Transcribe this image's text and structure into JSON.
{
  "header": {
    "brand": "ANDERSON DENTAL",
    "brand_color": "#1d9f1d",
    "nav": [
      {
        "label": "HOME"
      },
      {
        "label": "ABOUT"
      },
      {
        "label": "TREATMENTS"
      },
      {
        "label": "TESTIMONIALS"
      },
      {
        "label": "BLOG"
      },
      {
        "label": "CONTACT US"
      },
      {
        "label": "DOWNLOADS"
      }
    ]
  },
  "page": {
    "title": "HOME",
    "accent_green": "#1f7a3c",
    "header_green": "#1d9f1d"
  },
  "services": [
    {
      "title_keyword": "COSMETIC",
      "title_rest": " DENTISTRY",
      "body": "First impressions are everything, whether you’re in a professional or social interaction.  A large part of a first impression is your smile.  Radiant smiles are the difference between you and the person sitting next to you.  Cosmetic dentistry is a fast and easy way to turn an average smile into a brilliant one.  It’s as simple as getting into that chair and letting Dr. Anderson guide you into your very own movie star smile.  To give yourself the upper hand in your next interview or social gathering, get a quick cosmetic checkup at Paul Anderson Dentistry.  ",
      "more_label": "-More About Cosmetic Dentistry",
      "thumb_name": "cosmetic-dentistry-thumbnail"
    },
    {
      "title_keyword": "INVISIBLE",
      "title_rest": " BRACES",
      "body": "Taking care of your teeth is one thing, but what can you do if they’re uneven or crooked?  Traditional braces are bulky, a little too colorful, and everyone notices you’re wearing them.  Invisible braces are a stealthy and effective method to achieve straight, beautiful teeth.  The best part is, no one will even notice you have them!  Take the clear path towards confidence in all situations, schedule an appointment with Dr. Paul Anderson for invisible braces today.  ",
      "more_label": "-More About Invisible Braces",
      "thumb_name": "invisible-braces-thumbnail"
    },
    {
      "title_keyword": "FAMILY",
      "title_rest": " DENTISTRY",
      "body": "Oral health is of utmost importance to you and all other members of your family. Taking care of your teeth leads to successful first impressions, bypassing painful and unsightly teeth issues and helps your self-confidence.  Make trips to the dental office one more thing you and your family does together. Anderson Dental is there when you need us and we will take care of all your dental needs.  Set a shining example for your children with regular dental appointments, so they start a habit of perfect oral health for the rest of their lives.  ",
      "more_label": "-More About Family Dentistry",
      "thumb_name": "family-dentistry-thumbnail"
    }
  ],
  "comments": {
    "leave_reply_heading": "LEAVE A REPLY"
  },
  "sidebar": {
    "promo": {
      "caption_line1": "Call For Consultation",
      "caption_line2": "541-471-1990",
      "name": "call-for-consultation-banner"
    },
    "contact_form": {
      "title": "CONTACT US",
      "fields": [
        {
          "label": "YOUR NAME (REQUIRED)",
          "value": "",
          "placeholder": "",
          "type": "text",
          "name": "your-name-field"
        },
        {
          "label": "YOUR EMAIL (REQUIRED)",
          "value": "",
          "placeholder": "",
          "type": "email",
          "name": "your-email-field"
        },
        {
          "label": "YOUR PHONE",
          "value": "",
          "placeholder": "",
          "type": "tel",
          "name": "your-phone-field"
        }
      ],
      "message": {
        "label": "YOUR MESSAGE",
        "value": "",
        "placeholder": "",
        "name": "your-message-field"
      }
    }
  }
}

....

AIM OF THE EXERCISE -> Copy out every line of the data above, exactly as given.

RESULT FOR THIS TASK ->
Transcribe this image's text and structure into JSON.
{
  "header": {
    "brand": "ANDERSON DENTAL",
    "brand_color": "#1d9f1d",
    "nav": [
      {
        "label": "HOME"
      },
      {
        "label": "ABOUT"
      },
      {
        "label": "TREATMENTS"
      },
      {
        "label": "TESTIMONIALS"
      },
      {
        "label": "BLOG"
      },
      {
        "label": "CONTACT US"
      },
      {
        "label": "DOWNLOADS"
      }
    ]
  },
  "page": {
    "title": "HOME",
    "accent_green": "#1f7a3c",
    "header_green": "#1d9f1d"
  },
  "services": [
    {
      "title_keyword": "COSMETIC",
      "title_rest": " DENTISTRY",
      "body": "First impressions are everything, whether you’re in a professional or social interaction.  A large part of a first impression is your smile.  Radiant smiles are the difference between you and the person sitting next to you.  Cosmetic dentistry is a fast and easy way to turn an average smile into a brilliant one.  It’s as simple as getting into that chair and letting Dr. Anderson guide you into your very own movie star smile.  To give yourself the upper hand in your next interview or social gathering, get a quick cosmetic checkup at Paul Anderson Dentistry.  ",
      "more_label": "-More About Cosmetic Dentistry",
      "thumb_name": "cosmetic-dentistry-thumbnail"
    },
    {
      "title_keyword": "INVISIBLE",
      "title_rest": " BRACES",
      "body": "Taking care of your teeth is one thing, but what can you do if they’re uneven or crooked?  Traditional braces are bulky, a little too colorful, and everyone notices you’re wearing them.  Invisible braces are a stealthy and effective method to achieve straight, beautiful teeth.  The best part is, no one will even notice you have them!  Take the clear path towards confidence in all situations, schedule an appointment with Dr. Paul Anderson for invisible braces today.  ",
      "more_label": "-More About Invisible Braces",
      "thumb_name": "invisible-braces-thumbnail"
    },
    {
      "title_keyword": "FAMILY",
      "title_rest": " DENTISTRY",
      "body": "Oral health is of utmost importance to you and all other members of your family. Taking care of your teeth leads to successful first impressions, bypassing painful and unsightly teeth issues and helps your self-confidence.  Make trips to the dental office one more thing you and your family does together. Anderson Dental is there when you need us and we will take care of all your dental needs.  Set a shining example for your children with regular dental appointments, so they start a habit of perfect oral health for the rest of their lives.  ",
      "more_label": "-More About Family Dentistry",
      "thumb_name": "family-dentistry-thumbnail"
    }
  ],
  "comments": {
    "leave_reply_heading": "LEAVE A REPLY"
  },
  "sidebar": {
    "promo": {
      "caption_line1": "Call For Consultation",
      "caption_line2": "541-471-1990",
      "name": "call-for-consultation-banner"
    },
    "contact_form": {
      "title": "CONTACT US",
      "fields": [
        {
          "label": "YOUR NAME (REQUIRED)",
          "value": "",
          "placeholder": "",
          "type": "text",
          "name": "your-name-field"
        },
        {
          "label": "YOUR EMAIL (REQUIRED)",
          "value": "",
          "placeholder": "",
          "type": "email",
          "name": "your-email-field"
        },
        {
          "label": "YOUR PHONE",
          "value": "",
          "placeholder": "",
          "type": "tel",
          "name": "your-phone-field"
        }
      ],
      "message": {
        "label": "YOUR MESSAGE",
        "value": "",
        "placeholder": "",
        "name": "your-message-field"
      }
    }
  }
}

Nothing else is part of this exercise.